Exercise description — Identify all lines below that hold "could" and collect them.

Material provided —
★ ★ ★

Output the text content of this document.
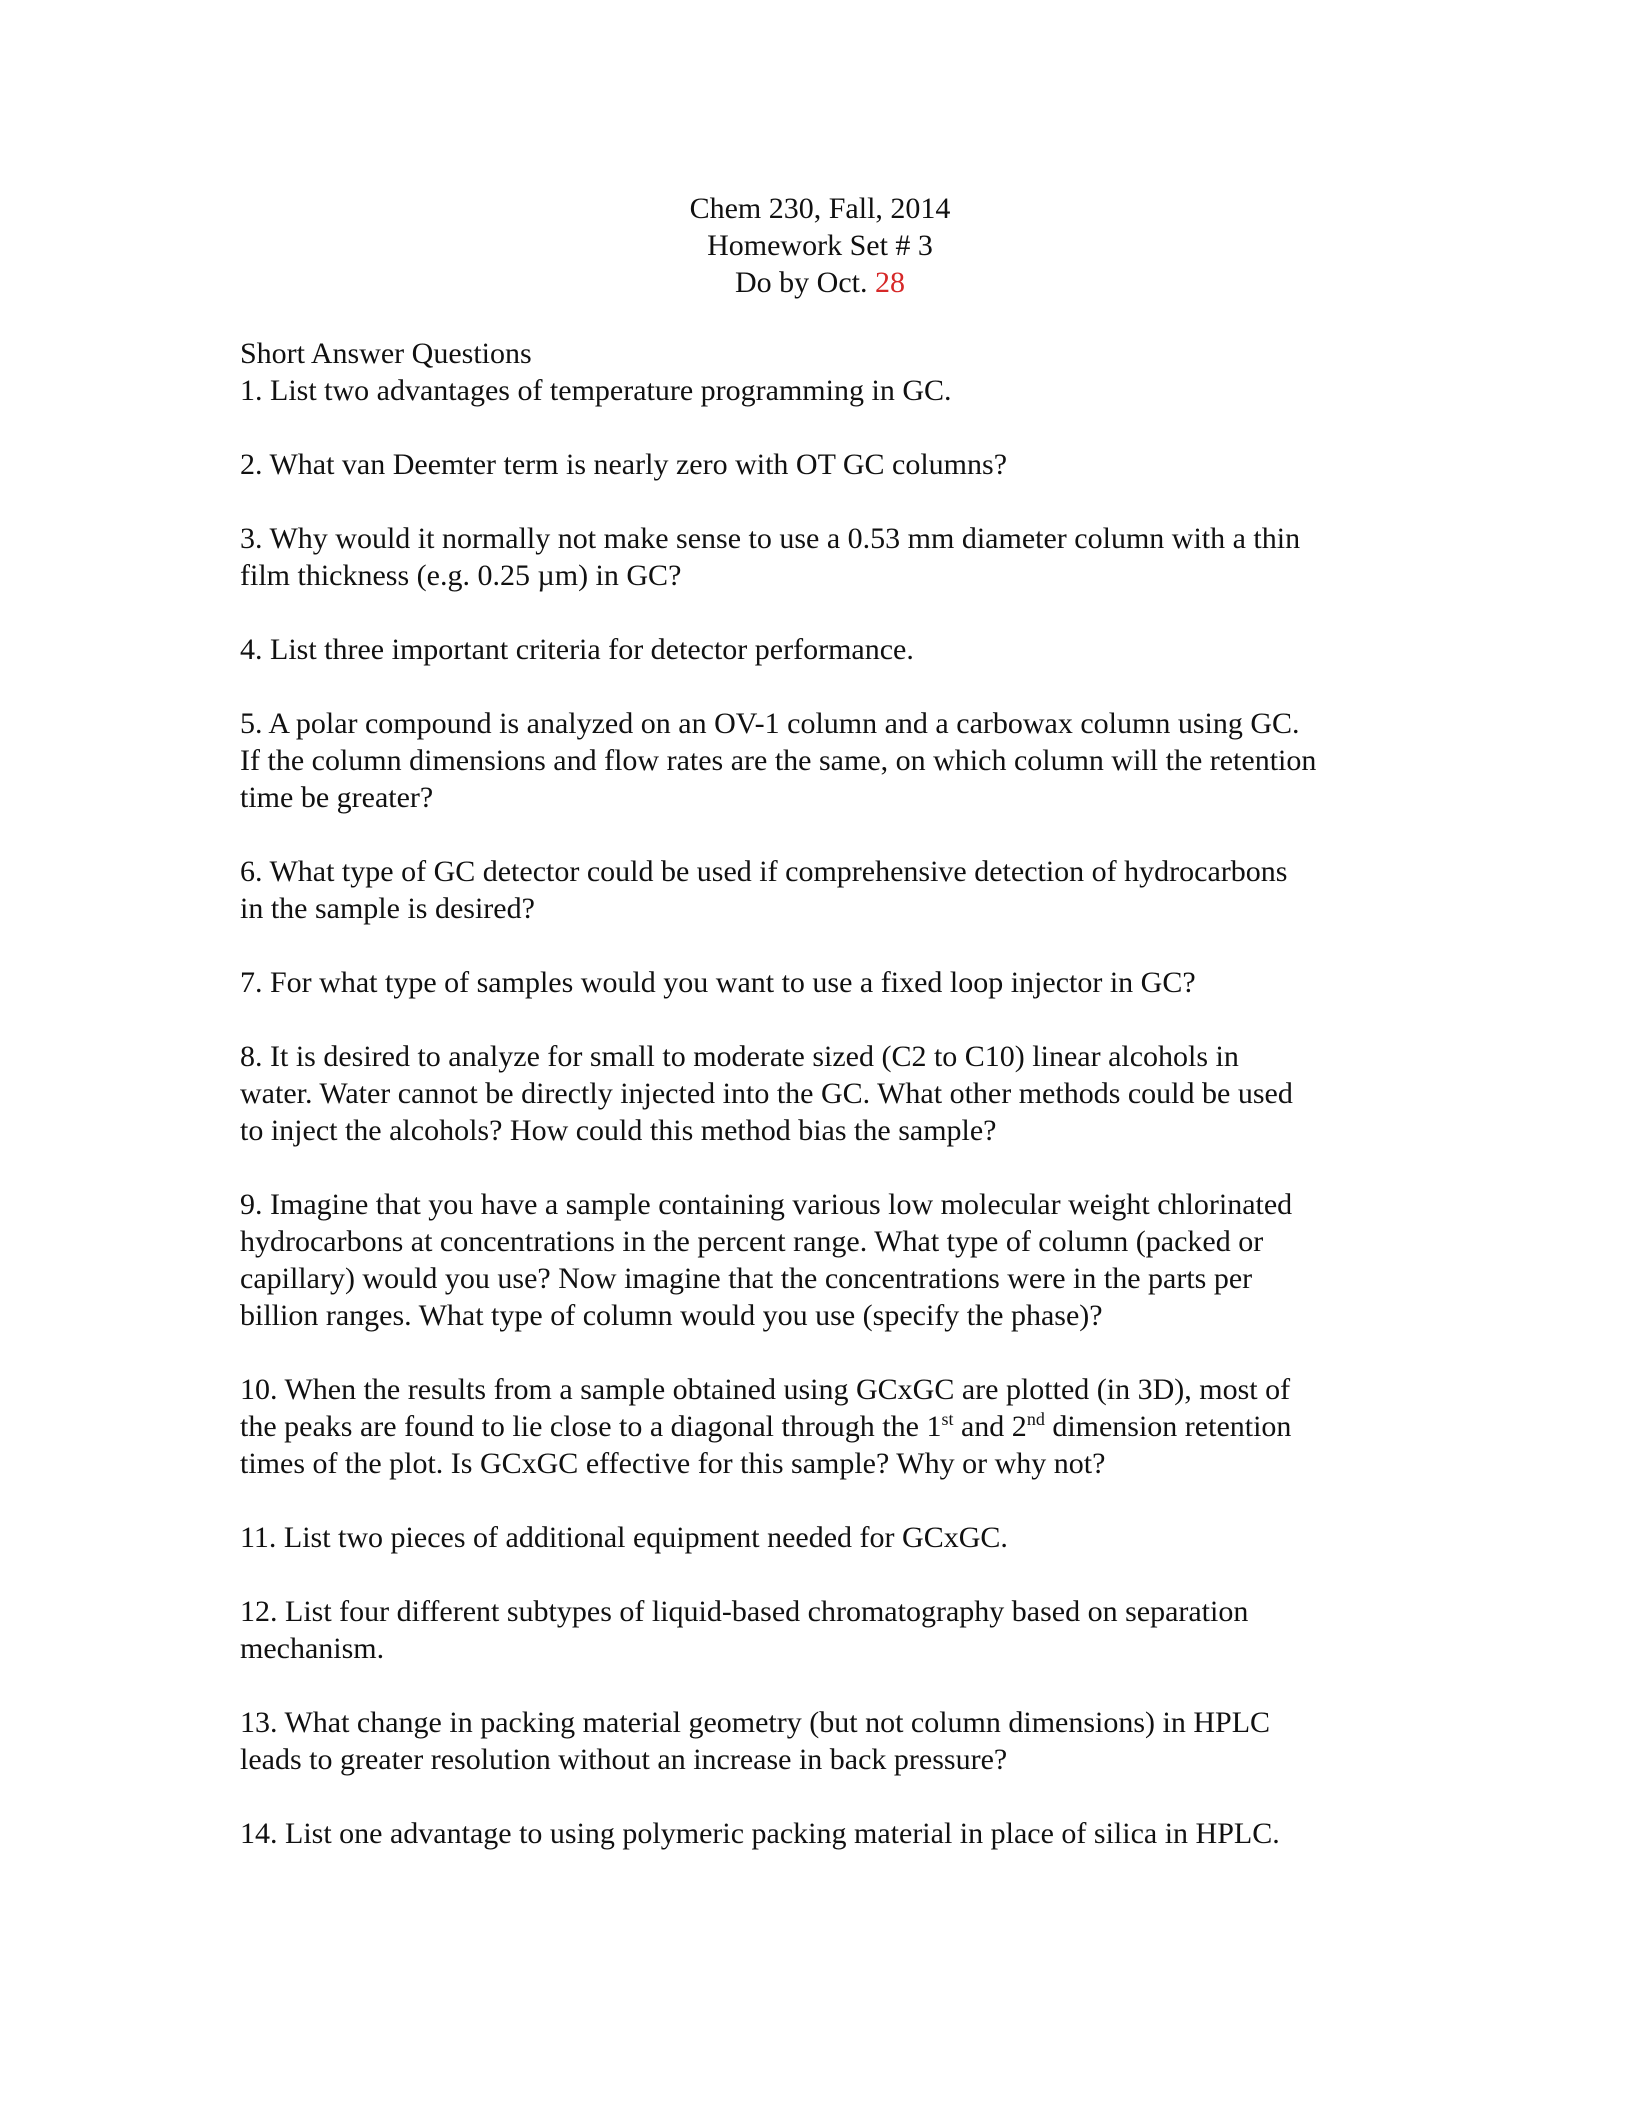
Chem 230, Fall, 2014
Homework Set # 3
Do by Oct. 28
Short Answer Questions
1. List two advantages of temperature programming in GC.
2. What van Deemter term is nearly zero with OT GC columns?
3. Why would it normally not make sense to use a 0.53 mm diameter column with a thin
film thickness (e.g. 0.25 µm) in GC?
4. List three important criteria for detector performance.
5. A polar compound is analyzed on an OV-1 column and a carbowax column using GC.
If the column dimensions and flow rates are the same, on which column will the retention
time be greater?
6. What type of GC detector could be used if comprehensive detection of hydrocarbons
in the sample is desired?
7. For what type of samples would you want to use a fixed loop injector in GC?
8. It is desired to analyze for small to moderate sized (C2 to C10) linear alcohols in
water. Water cannot be directly injected into the GC. What other methods could be used
to inject the alcohols? How could this method bias the sample?
9. Imagine that you have a sample containing various low molecular weight chlorinated
hydrocarbons at concentrations in the percent range. What type of column (packed or
capillary) would you use? Now imagine that the concentrations were in the parts per
billion ranges. What type of column would you use (specify the phase)?
10. When the results from a sample obtained using GCxGC are plotted (in 3D), most of
the peaks are found to lie close to a diagonal through the 1st and 2nd dimension retention
times of the plot. Is GCxGC effective for this sample? Why or why not?
11. List two pieces of additional equipment needed for GCxGC.
12. List four different subtypes of liquid-based chromatography based on separation
mechanism.
13. What change in packing material geometry (but not column dimensions) in HPLC
leads to greater resolution without an increase in back pressure?
14. List one advantage to using polymeric packing material in place of silica in HPLC.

★ ★ ★

Solution for this exercise —
6. What type of GC detector could be used if comprehensive detection of hydrocarbons
water. Water cannot be directly injected into the GC. What other methods could be used
to inject the alcohols? How could this method bias the sample?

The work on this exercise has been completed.